**TASK TO COMPLETE**
Exactly repeat the material, dropping only the pictures.

----- RECORDS SUPPLIED

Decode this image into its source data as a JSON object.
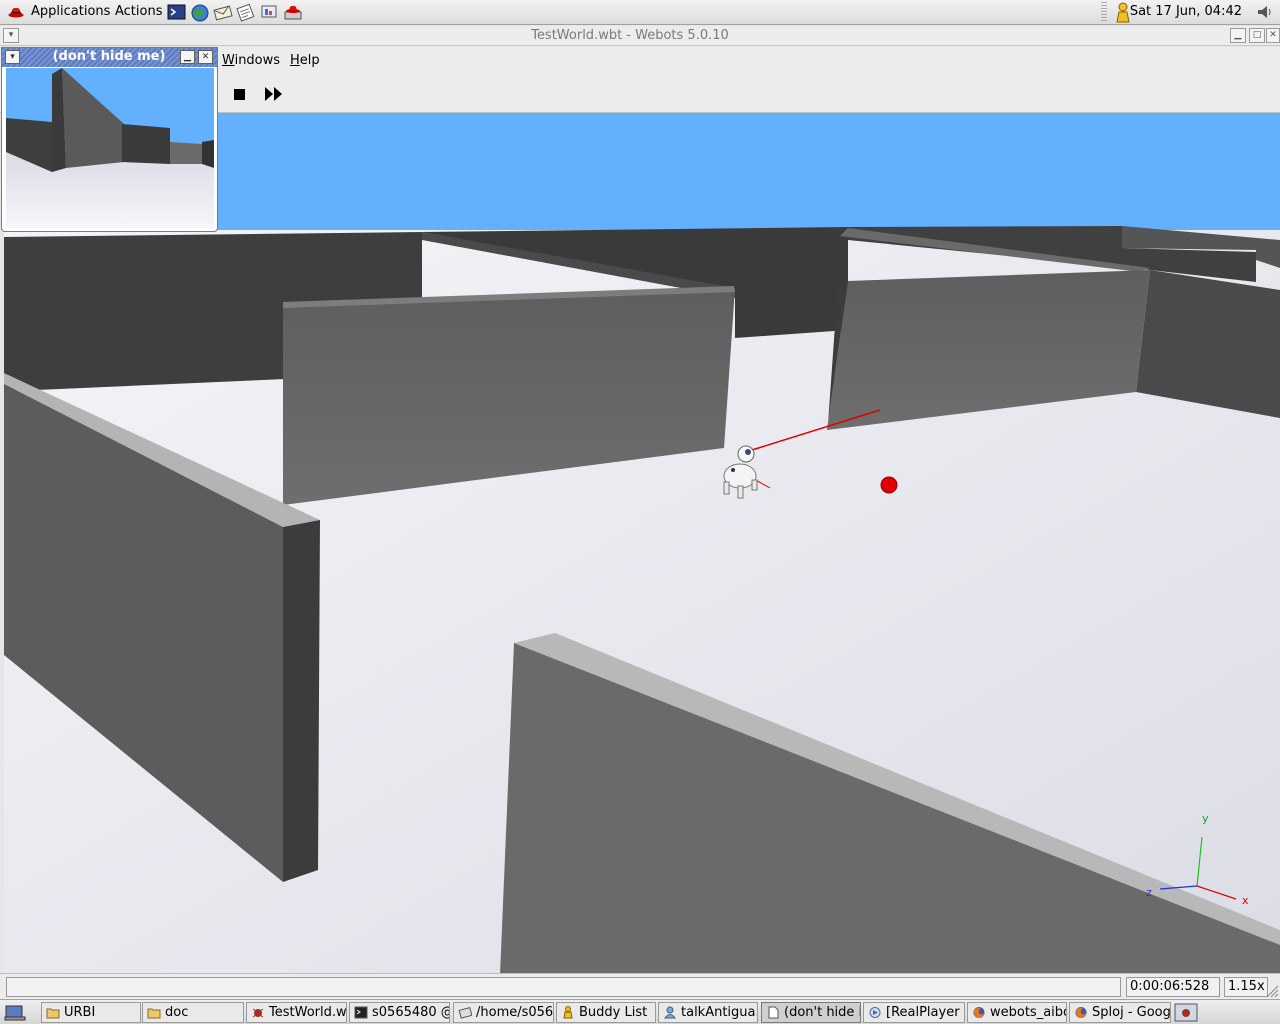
{
  "top_panel": {
    "menus": [
      "Applications",
      "Actions"
    ],
    "launchers": [
      "terminal-icon",
      "web-browser-icon",
      "email-icon",
      "writer-icon",
      "presentation-icon",
      "redhat-network-icon"
    ],
    "clock": "Sat 17 Jun, 04:42"
  },
  "window": {
    "title": "TestWorld.wbt - Webots 5.0.10",
    "menus": [
      {
        "label": "Windows",
        "mnemonic": "W",
        "rest": "indows"
      },
      {
        "label": "Help",
        "mnemonic": "H",
        "rest": "elp"
      }
    ],
    "toolbar": [
      "stop-icon",
      "fast-forward-icon"
    ],
    "status": {
      "message": "",
      "time": "0:00:06:528",
      "speed": "1.15x"
    },
    "axes_labels": {
      "x": "x",
      "y": "y",
      "z": "z"
    }
  },
  "camera_window": {
    "title": "(don't hide me)"
  },
  "taskbar": {
    "items": [
      {
        "label": "URBI",
        "icon": "folder-icon"
      },
      {
        "label": "doc",
        "icon": "folder-icon"
      },
      {
        "label": "TestWorld.wl",
        "icon": "webots-icon"
      },
      {
        "label": "s0565480 @",
        "icon": "terminal-icon"
      },
      {
        "label": "/home/s056",
        "icon": "file-manager-icon"
      },
      {
        "label": "Buddy List",
        "icon": "buddy-icon"
      },
      {
        "label": "talkAntigua.c",
        "icon": "person-icon"
      },
      {
        "label": "(don't hide i",
        "icon": "document-icon"
      },
      {
        "label": "[RealPlayer -",
        "icon": "realplayer-icon"
      },
      {
        "label": "webots_aibo",
        "icon": "firefox-icon"
      },
      {
        "label": "Sploj - Goog",
        "icon": "firefox-icon"
      }
    ]
  },
  "colors": {
    "sky": "#62b0fe",
    "ground": "#e8e8ee",
    "wall_dark": "#4a4a4a",
    "wall_mid": "#5c5c5c",
    "wall_top": "#b4b4b4",
    "ball": "#e00000",
    "title_gradient": "#5d7bc0"
  }
}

----------

**TASK ANSWER**
Decode this image into its source data as a JSON object.
{
  "top_panel": {
    "menus": [
      "Applications",
      "Actions"
    ],
    "launchers": [
      "terminal-icon",
      "web-browser-icon",
      "email-icon",
      "writer-icon",
      "presentation-icon",
      "redhat-network-icon"
    ],
    "clock": "Sat 17 Jun, 04:42"
  },
  "window": {
    "title": "TestWorld.wbt - Webots 5.0.10",
    "menus": [
      {
        "label": "Windows",
        "mnemonic": "W",
        "rest": "indows"
      },
      {
        "label": "Help",
        "mnemonic": "H",
        "rest": "elp"
      }
    ],
    "toolbar": [
      "stop-icon",
      "fast-forward-icon"
    ],
    "status": {
      "message": "",
      "time": "0:00:06:528",
      "speed": "1.15x"
    },
    "axes_labels": {
      "x": "x",
      "y": "y",
      "z": "z"
    }
  },
  "camera_window": {
    "title": "(don't hide me)"
  },
  "taskbar": {
    "items": [
      {
        "label": "URBI",
        "icon": "folder-icon"
      },
      {
        "label": "doc",
        "icon": "folder-icon"
      },
      {
        "label": "TestWorld.wl",
        "icon": "webots-icon"
      },
      {
        "label": "s0565480 @",
        "icon": "terminal-icon"
      },
      {
        "label": "/home/s056",
        "icon": "file-manager-icon"
      },
      {
        "label": "Buddy List",
        "icon": "buddy-icon"
      },
      {
        "label": "talkAntigua.c",
        "icon": "person-icon"
      },
      {
        "label": "(don't hide i",
        "icon": "document-icon"
      },
      {
        "label": "[RealPlayer -",
        "icon": "realplayer-icon"
      },
      {
        "label": "webots_aibo",
        "icon": "firefox-icon"
      },
      {
        "label": "Sploj - Goog",
        "icon": "firefox-icon"
      }
    ]
  },
  "colors": {
    "sky": "#62b0fe",
    "ground": "#e8e8ee",
    "wall_dark": "#4a4a4a",
    "wall_mid": "#5c5c5c",
    "wall_top": "#b4b4b4",
    "ball": "#e00000",
    "title_gradient": "#5d7bc0"
  }
}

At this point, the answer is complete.